- **Work to be completed**
Word for word, transcribe the lines below and drop the pictures.

- **Records supplied**

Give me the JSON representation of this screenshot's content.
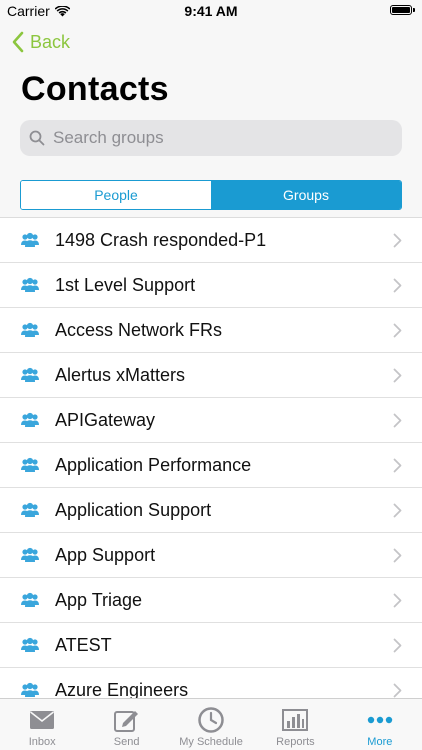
{
  "status_bar": {
    "carrier": "Carrier",
    "time": "9:41 AM"
  },
  "nav": {
    "back_label": "Back",
    "title": "Contacts"
  },
  "search": {
    "placeholder": "Search groups"
  },
  "segments": {
    "people": "People",
    "groups": "Groups",
    "selected": "Groups"
  },
  "groups": [
    {
      "label": "1498 Crash responded-P1"
    },
    {
      "label": "1st Level Support"
    },
    {
      "label": "Access Network FRs"
    },
    {
      "label": "Alertus xMatters"
    },
    {
      "label": "APIGateway"
    },
    {
      "label": "Application Performance"
    },
    {
      "label": "Application Support"
    },
    {
      "label": "App Support"
    },
    {
      "label": "App Triage"
    },
    {
      "label": "ATEST"
    },
    {
      "label": "Azure Engineers"
    }
  ],
  "tabbar": {
    "inbox": "Inbox",
    "send": "Send",
    "schedule": "My Schedule",
    "reports": "Reports",
    "more": "More",
    "active": "More"
  },
  "colors": {
    "accent": "#1a9bd2",
    "back": "#8cc63f",
    "group_icon": "#3aa6dc",
    "chevron": "#c4c4c7"
  }
}
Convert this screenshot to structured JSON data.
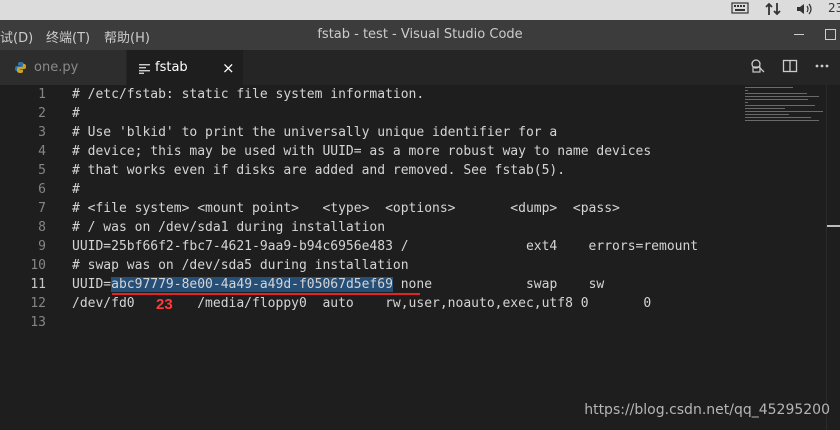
{
  "system_bar": {
    "time": "23"
  },
  "menu": [
    "试(D)",
    "终端(T)",
    "帮助(H)"
  ],
  "window_title": "fstab - test - Visual Studio Code",
  "tabs": [
    {
      "label": "one.py",
      "icon": "python-icon"
    },
    {
      "label": "fstab",
      "icon": "list-icon",
      "close": "×"
    }
  ],
  "editor": {
    "lines": [
      {
        "num": "1",
        "text": "# /etc/fstab: static file system information."
      },
      {
        "num": "2",
        "text": "#"
      },
      {
        "num": "3",
        "text": "# Use 'blkid' to print the universally unique identifier for a"
      },
      {
        "num": "4",
        "text": "# device; this may be used with UUID= as a more robust way to name devices"
      },
      {
        "num": "5",
        "text": "# that works even if disks are added and removed. See fstab(5)."
      },
      {
        "num": "6",
        "text": "#"
      },
      {
        "num": "7",
        "text": "# <file system> <mount point>   <type>  <options>       <dump>  <pass>"
      },
      {
        "num": "8",
        "text": "# / was on /dev/sda1 during installation"
      },
      {
        "num": "9",
        "text": "UUID=25bf66f2-fbc7-4621-9aa9-b94c6956e483 /               ext4    errors=remount"
      },
      {
        "num": "10",
        "text": "# swap was on /dev/sda5 during installation"
      },
      {
        "num": "11",
        "pre": "UUID=",
        "selected": "abc97779-8e00-4a49-a49d-f05067d5ef69",
        "post": " none            swap    sw"
      },
      {
        "num": "12",
        "text": "/dev/fd0        /media/floppy0  auto    rw,user,noauto,exec,utf8 0       0"
      },
      {
        "num": "13",
        "text": ""
      }
    ]
  },
  "annotation": "23",
  "watermark": "https://blog.csdn.net/qq_45295200"
}
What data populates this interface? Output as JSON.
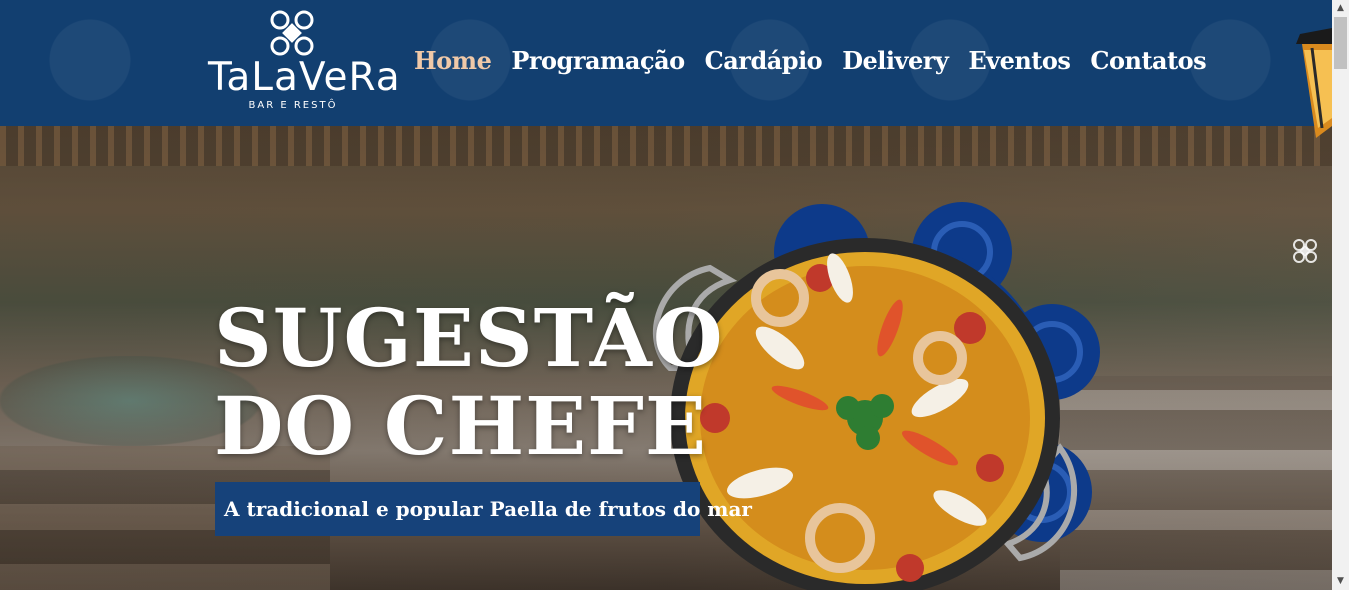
{
  "brand": {
    "name": "TaLaVeRa",
    "tagline": "BAR E RESTÔ"
  },
  "nav": {
    "items": [
      {
        "label": "Home",
        "active": true
      },
      {
        "label": "Programação",
        "active": false
      },
      {
        "label": "Cardápio",
        "active": false
      },
      {
        "label": "Delivery",
        "active": false
      },
      {
        "label": "Eventos",
        "active": false
      },
      {
        "label": "Contatos",
        "active": false
      }
    ]
  },
  "hero": {
    "title_line1": "SUGESTÃO",
    "title_line2": "DO CHEFE",
    "subtitle": "A tradicional e popular Paella de frutos do mar"
  },
  "scrollbar": {
    "up_arrow": "▲",
    "down_arrow": "▼"
  },
  "colors": {
    "header_bg": "#123f70",
    "active_nav": "#f0c9a8",
    "subtitle_bg": "#16427a",
    "ornament_blue": "#0d3a8a"
  },
  "icons": [
    "talavera-logo-icon",
    "lantern-icon",
    "ornament-icon",
    "paella-image"
  ]
}
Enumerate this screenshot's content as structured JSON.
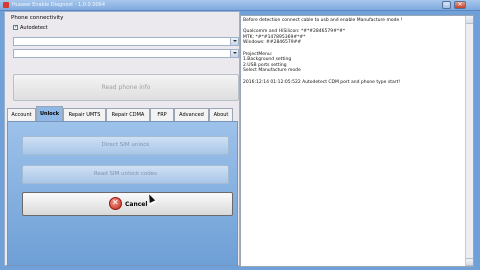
{
  "window": {
    "title": "Huawei Enable Diagnost - 1.0.0.0064"
  },
  "connectivity": {
    "title": "Phone connectivity",
    "autodetect_label": "Autodetect",
    "autodetect_checked": true,
    "port_combo_value": "",
    "port_combo2_value": "",
    "read_button": "Read phone info"
  },
  "tabs": [
    "Account",
    "Unlock",
    "Repair UMTS",
    "Repair CDMA",
    "FRP",
    "Advanced",
    "About"
  ],
  "active_tab": "Unlock",
  "unlock": {
    "button1": "Direct SIM unlock",
    "button2": "Read SIM unlock codes",
    "cancel_button": "Cancel"
  },
  "log": {
    "lines": [
      "Before detection connect cable to usb and enable Manufacture mode !",
      "",
      "Qualcomm and HiSilicon: *#*#2846579#*#*",
      "MTK: *#*#147895369#*#*",
      "Windows: ##2846579##",
      "",
      "ProjectMenu:",
      "1.Background setting",
      "2.USB ports setting",
      "Select Manufacture mode",
      "",
      "2016:12:14 01:12:05:522 Autodetect CDM port and phone type start!"
    ]
  }
}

- **The output**
Give me the JSON representation of this screenshot's content.
{
  "status_bar": {
    "carrier": "Carrier",
    "time": "9:41 AM"
  },
  "nav": {
    "back_label": "Back",
    "title": "Contacts"
  },
  "search": {
    "placeholder": "Search groups"
  },
  "segments": {
    "people": "People",
    "groups": "Groups",
    "selected": "Groups"
  },
  "groups": [
    {
      "label": "1498 Crash responded-P1"
    },
    {
      "label": "1st Level Support"
    },
    {
      "label": "Access Network FRs"
    },
    {
      "label": "Alertus xMatters"
    },
    {
      "label": "APIGateway"
    },
    {
      "label": "Application Performance"
    },
    {
      "label": "Application Support"
    },
    {
      "label": "App Support"
    },
    {
      "label": "App Triage"
    },
    {
      "label": "ATEST"
    },
    {
      "label": "Azure Engineers"
    }
  ],
  "tabbar": {
    "inbox": "Inbox",
    "send": "Send",
    "schedule": "My Schedule",
    "reports": "Reports",
    "more": "More",
    "active": "More"
  },
  "colors": {
    "accent": "#1a9bd2",
    "back": "#8cc63f",
    "group_icon": "#3aa6dc",
    "chevron": "#c4c4c7"
  }
}
Convert this screenshot to structured JSON data.
{
  "system_bar": {
    "time": "23"
  },
  "menu": [
    "试(D)",
    "终端(T)",
    "帮助(H)"
  ],
  "window_title": "fstab - test - Visual Studio Code",
  "tabs": [
    {
      "label": "one.py",
      "icon": "python-icon"
    },
    {
      "label": "fstab",
      "icon": "list-icon",
      "close": "×"
    }
  ],
  "editor": {
    "lines": [
      {
        "num": "1",
        "text": "# /etc/fstab: static file system information."
      },
      {
        "num": "2",
        "text": "#"
      },
      {
        "num": "3",
        "text": "# Use 'blkid' to print the universally unique identifier for a"
      },
      {
        "num": "4",
        "text": "# device; this may be used with UUID= as a more robust way to name devices"
      },
      {
        "num": "5",
        "text": "# that works even if disks are added and removed. See fstab(5)."
      },
      {
        "num": "6",
        "text": "#"
      },
      {
        "num": "7",
        "text": "# <file system> <mount point>   <type>  <options>       <dump>  <pass>"
      },
      {
        "num": "8",
        "text": "# / was on /dev/sda1 during installation"
      },
      {
        "num": "9",
        "text": "UUID=25bf66f2-fbc7-4621-9aa9-b94c6956e483 /               ext4    errors=remount"
      },
      {
        "num": "10",
        "text": "# swap was on /dev/sda5 during installation"
      },
      {
        "num": "11",
        "pre": "UUID=",
        "selected": "abc97779-8e00-4a49-a49d-f05067d5ef69",
        "post": " none            swap    sw"
      },
      {
        "num": "12",
        "text": "/dev/fd0        /media/floppy0  auto    rw,user,noauto,exec,utf8 0       0"
      },
      {
        "num": "13",
        "text": ""
      }
    ]
  },
  "annotation": "23",
  "watermark": "https://blog.csdn.net/qq_45295200"
}
What data populates this interface? Output as JSON.
{
  "brand": {
    "name": "TaLaVeRa",
    "tagline": "BAR E RESTÔ"
  },
  "nav": {
    "items": [
      {
        "label": "Home",
        "active": true
      },
      {
        "label": "Programação",
        "active": false
      },
      {
        "label": "Cardápio",
        "active": false
      },
      {
        "label": "Delivery",
        "active": false
      },
      {
        "label": "Eventos",
        "active": false
      },
      {
        "label": "Contatos",
        "active": false
      }
    ]
  },
  "hero": {
    "title_line1": "SUGESTÃO",
    "title_line2": "DO CHEFE",
    "subtitle": "A tradicional e popular Paella de frutos do mar"
  },
  "scrollbar": {
    "up_arrow": "▲",
    "down_arrow": "▼"
  },
  "colors": {
    "header_bg": "#123f70",
    "active_nav": "#f0c9a8",
    "subtitle_bg": "#16427a",
    "ornament_blue": "#0d3a8a"
  },
  "icons": [
    "talavera-logo-icon",
    "lantern-icon",
    "ornament-icon",
    "paella-image"
  ]
}
Enumerate this screenshot's content as structured JSON.
{
  "window": {
    "title": "Huawei Enable Diagnost - 1.0.0.0064"
  },
  "connectivity": {
    "title": "Phone connectivity",
    "autodetect_label": "Autodetect",
    "autodetect_checked": true,
    "port_combo_value": "",
    "port_combo2_value": "",
    "read_button": "Read phone info"
  },
  "tabs": [
    "Account",
    "Unlock",
    "Repair UMTS",
    "Repair CDMA",
    "FRP",
    "Advanced",
    "About"
  ],
  "active_tab": "Unlock",
  "unlock": {
    "button1": "Direct SIM unlock",
    "button2": "Read SIM unlock codes",
    "cancel_button": "Cancel"
  },
  "log": {
    "lines": [
      "Before detection connect cable to usb and enable Manufacture mode !",
      "",
      "Qualcomm and HiSilicon: *#*#2846579#*#*",
      "MTK: *#*#147895369#*#*",
      "Windows: ##2846579##",
      "",
      "ProjectMenu:",
      "1.Background setting",
      "2.USB ports setting",
      "Select Manufacture mode",
      "",
      "2016:12:14 01:12:05:522 Autodetect CDM port and phone type start!"
    ]
  }
}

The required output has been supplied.